STATED EXERCISE: What follows is a block of records; reproduce all of it verbatim.

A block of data
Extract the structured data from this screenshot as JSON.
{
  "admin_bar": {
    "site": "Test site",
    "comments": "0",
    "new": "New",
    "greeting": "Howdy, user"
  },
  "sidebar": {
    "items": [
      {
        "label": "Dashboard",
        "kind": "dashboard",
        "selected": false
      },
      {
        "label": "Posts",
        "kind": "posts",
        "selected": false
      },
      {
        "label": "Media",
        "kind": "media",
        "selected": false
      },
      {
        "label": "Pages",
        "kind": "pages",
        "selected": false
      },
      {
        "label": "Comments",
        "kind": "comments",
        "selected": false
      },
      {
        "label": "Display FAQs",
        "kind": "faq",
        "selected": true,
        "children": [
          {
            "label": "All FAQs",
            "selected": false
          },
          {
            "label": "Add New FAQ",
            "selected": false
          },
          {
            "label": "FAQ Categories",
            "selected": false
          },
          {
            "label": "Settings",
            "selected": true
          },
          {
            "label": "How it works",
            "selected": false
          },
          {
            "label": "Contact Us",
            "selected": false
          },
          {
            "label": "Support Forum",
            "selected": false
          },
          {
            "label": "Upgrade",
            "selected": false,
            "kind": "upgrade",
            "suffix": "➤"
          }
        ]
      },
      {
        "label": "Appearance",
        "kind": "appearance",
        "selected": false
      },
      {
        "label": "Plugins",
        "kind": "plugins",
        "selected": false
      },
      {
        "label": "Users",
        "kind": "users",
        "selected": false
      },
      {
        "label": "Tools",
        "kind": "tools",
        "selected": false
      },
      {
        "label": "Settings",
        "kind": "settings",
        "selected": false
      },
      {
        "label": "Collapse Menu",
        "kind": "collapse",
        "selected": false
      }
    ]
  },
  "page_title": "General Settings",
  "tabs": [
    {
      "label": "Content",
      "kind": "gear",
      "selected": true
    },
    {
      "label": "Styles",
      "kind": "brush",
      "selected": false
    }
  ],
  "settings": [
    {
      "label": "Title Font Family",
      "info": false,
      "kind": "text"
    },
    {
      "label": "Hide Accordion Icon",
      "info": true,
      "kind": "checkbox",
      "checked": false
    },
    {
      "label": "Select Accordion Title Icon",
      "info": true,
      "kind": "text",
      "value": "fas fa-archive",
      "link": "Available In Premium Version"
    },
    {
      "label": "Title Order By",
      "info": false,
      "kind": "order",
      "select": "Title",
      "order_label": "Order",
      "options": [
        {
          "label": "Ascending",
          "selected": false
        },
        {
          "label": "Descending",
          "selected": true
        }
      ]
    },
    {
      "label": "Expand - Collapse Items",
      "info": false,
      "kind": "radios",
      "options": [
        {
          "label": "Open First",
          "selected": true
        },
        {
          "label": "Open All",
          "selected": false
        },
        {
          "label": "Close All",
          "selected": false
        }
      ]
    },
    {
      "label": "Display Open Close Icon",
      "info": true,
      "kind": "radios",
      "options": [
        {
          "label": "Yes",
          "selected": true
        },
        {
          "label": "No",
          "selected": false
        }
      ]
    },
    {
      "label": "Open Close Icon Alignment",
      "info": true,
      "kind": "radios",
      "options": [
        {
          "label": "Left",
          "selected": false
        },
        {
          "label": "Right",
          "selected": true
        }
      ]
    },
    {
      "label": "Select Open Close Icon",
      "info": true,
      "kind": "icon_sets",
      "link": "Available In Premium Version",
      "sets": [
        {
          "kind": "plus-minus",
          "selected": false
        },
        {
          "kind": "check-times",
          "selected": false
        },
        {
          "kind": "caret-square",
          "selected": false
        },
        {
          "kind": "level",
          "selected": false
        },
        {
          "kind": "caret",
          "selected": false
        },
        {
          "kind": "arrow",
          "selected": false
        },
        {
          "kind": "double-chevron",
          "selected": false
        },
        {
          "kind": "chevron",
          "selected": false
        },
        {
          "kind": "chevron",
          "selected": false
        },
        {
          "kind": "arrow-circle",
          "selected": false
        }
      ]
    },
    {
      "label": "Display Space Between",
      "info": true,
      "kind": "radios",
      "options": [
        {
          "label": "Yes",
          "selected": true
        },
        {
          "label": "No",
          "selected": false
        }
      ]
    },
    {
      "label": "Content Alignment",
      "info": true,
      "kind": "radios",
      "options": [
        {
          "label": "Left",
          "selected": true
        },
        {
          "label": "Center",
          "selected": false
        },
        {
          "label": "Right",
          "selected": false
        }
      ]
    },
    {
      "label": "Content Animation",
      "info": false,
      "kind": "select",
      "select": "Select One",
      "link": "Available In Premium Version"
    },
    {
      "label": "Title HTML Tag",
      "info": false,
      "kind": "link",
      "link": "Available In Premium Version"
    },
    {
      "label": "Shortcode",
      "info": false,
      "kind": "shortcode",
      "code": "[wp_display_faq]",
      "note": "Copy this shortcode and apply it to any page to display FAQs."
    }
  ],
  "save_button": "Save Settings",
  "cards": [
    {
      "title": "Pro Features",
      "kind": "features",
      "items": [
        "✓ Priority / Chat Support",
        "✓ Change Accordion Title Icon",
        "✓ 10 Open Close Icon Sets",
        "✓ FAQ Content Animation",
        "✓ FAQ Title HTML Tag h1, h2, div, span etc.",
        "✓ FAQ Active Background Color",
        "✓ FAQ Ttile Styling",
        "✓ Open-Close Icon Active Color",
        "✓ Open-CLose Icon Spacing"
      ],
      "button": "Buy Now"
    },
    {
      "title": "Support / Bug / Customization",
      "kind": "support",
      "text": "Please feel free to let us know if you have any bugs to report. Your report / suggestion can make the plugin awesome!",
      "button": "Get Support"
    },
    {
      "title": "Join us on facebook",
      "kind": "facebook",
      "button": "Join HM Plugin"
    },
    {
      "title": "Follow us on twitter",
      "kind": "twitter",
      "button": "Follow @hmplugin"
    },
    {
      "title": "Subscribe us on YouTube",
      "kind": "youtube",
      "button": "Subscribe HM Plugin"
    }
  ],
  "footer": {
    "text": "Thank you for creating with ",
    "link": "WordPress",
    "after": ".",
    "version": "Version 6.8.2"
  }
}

COMPLETE ANSWER:
Extract the structured data from this screenshot as JSON.
{
  "admin_bar": {
    "site": "Test site",
    "comments": "0",
    "new": "New",
    "greeting": "Howdy, user"
  },
  "sidebar": {
    "items": [
      {
        "label": "Dashboard",
        "kind": "dashboard",
        "selected": false
      },
      {
        "label": "Posts",
        "kind": "posts",
        "selected": false
      },
      {
        "label": "Media",
        "kind": "media",
        "selected": false
      },
      {
        "label": "Pages",
        "kind": "pages",
        "selected": false
      },
      {
        "label": "Comments",
        "kind": "comments",
        "selected": false
      },
      {
        "label": "Display FAQs",
        "kind": "faq",
        "selected": true,
        "children": [
          {
            "label": "All FAQs",
            "selected": false
          },
          {
            "label": "Add New FAQ",
            "selected": false
          },
          {
            "label": "FAQ Categories",
            "selected": false
          },
          {
            "label": "Settings",
            "selected": true
          },
          {
            "label": "How it works",
            "selected": false
          },
          {
            "label": "Contact Us",
            "selected": false
          },
          {
            "label": "Support Forum",
            "selected": false
          },
          {
            "label": "Upgrade",
            "selected": false,
            "kind": "upgrade",
            "suffix": "➤"
          }
        ]
      },
      {
        "label": "Appearance",
        "kind": "appearance",
        "selected": false
      },
      {
        "label": "Plugins",
        "kind": "plugins",
        "selected": false
      },
      {
        "label": "Users",
        "kind": "users",
        "selected": false
      },
      {
        "label": "Tools",
        "kind": "tools",
        "selected": false
      },
      {
        "label": "Settings",
        "kind": "settings",
        "selected": false
      },
      {
        "label": "Collapse Menu",
        "kind": "collapse",
        "selected": false
      }
    ]
  },
  "page_title": "General Settings",
  "tabs": [
    {
      "label": "Content",
      "kind": "gear",
      "selected": true
    },
    {
      "label": "Styles",
      "kind": "brush",
      "selected": false
    }
  ],
  "settings": [
    {
      "label": "Title Font Family",
      "info": false,
      "kind": "text"
    },
    {
      "label": "Hide Accordion Icon",
      "info": true,
      "kind": "checkbox",
      "checked": false
    },
    {
      "label": "Select Accordion Title Icon",
      "info": true,
      "kind": "text",
      "value": "fas fa-archive",
      "link": "Available In Premium Version"
    },
    {
      "label": "Title Order By",
      "info": false,
      "kind": "order",
      "select": "Title",
      "order_label": "Order",
      "options": [
        {
          "label": "Ascending",
          "selected": false
        },
        {
          "label": "Descending",
          "selected": true
        }
      ]
    },
    {
      "label": "Expand - Collapse Items",
      "info": false,
      "kind": "radios",
      "options": [
        {
          "label": "Open First",
          "selected": true
        },
        {
          "label": "Open All",
          "selected": false
        },
        {
          "label": "Close All",
          "selected": false
        }
      ]
    },
    {
      "label": "Display Open Close Icon",
      "info": true,
      "kind": "radios",
      "options": [
        {
          "label": "Yes",
          "selected": true
        },
        {
          "label": "No",
          "selected": false
        }
      ]
    },
    {
      "label": "Open Close Icon Alignment",
      "info": true,
      "kind": "radios",
      "options": [
        {
          "label": "Left",
          "selected": false
        },
        {
          "label": "Right",
          "selected": true
        }
      ]
    },
    {
      "label": "Select Open Close Icon",
      "info": true,
      "kind": "icon_sets",
      "link": "Available In Premium Version",
      "sets": [
        {
          "kind": "plus-minus",
          "selected": false
        },
        {
          "kind": "check-times",
          "selected": false
        },
        {
          "kind": "caret-square",
          "selected": false
        },
        {
          "kind": "level",
          "selected": false
        },
        {
          "kind": "caret",
          "selected": false
        },
        {
          "kind": "arrow",
          "selected": false
        },
        {
          "kind": "double-chevron",
          "selected": false
        },
        {
          "kind": "chevron",
          "selected": false
        },
        {
          "kind": "chevron",
          "selected": false
        },
        {
          "kind": "arrow-circle",
          "selected": false
        }
      ]
    },
    {
      "label": "Display Space Between",
      "info": true,
      "kind": "radios",
      "options": [
        {
          "label": "Yes",
          "selected": true
        },
        {
          "label": "No",
          "selected": false
        }
      ]
    },
    {
      "label": "Content Alignment",
      "info": true,
      "kind": "radios",
      "options": [
        {
          "label": "Left",
          "selected": true
        },
        {
          "label": "Center",
          "selected": false
        },
        {
          "label": "Right",
          "selected": false
        }
      ]
    },
    {
      "label": "Content Animation",
      "info": false,
      "kind": "select",
      "select": "Select One",
      "link": "Available In Premium Version"
    },
    {
      "label": "Title HTML Tag",
      "info": false,
      "kind": "link",
      "link": "Available In Premium Version"
    },
    {
      "label": "Shortcode",
      "info": false,
      "kind": "shortcode",
      "code": "[wp_display_faq]",
      "note": "Copy this shortcode and apply it to any page to display FAQs."
    }
  ],
  "save_button": "Save Settings",
  "cards": [
    {
      "title": "Pro Features",
      "kind": "features",
      "items": [
        "✓ Priority / Chat Support",
        "✓ Change Accordion Title Icon",
        "✓ 10 Open Close Icon Sets",
        "✓ FAQ Content Animation",
        "✓ FAQ Title HTML Tag h1, h2, div, span etc.",
        "✓ FAQ Active Background Color",
        "✓ FAQ Ttile Styling",
        "✓ Open-Close Icon Active Color",
        "✓ Open-CLose Icon Spacing"
      ],
      "button": "Buy Now"
    },
    {
      "title": "Support / Bug / Customization",
      "kind": "support",
      "text": "Please feel free to let us know if you have any bugs to report. Your report / suggestion can make the plugin awesome!",
      "button": "Get Support"
    },
    {
      "title": "Join us on facebook",
      "kind": "facebook",
      "button": "Join HM Plugin"
    },
    {
      "title": "Follow us on twitter",
      "kind": "twitter",
      "button": "Follow @hmplugin"
    },
    {
      "title": "Subscribe us on YouTube",
      "kind": "youtube",
      "button": "Subscribe HM Plugin"
    }
  ],
  "footer": {
    "text": "Thank you for creating with ",
    "link": "WordPress",
    "after": ".",
    "version": "Version 6.8.2"
  }
}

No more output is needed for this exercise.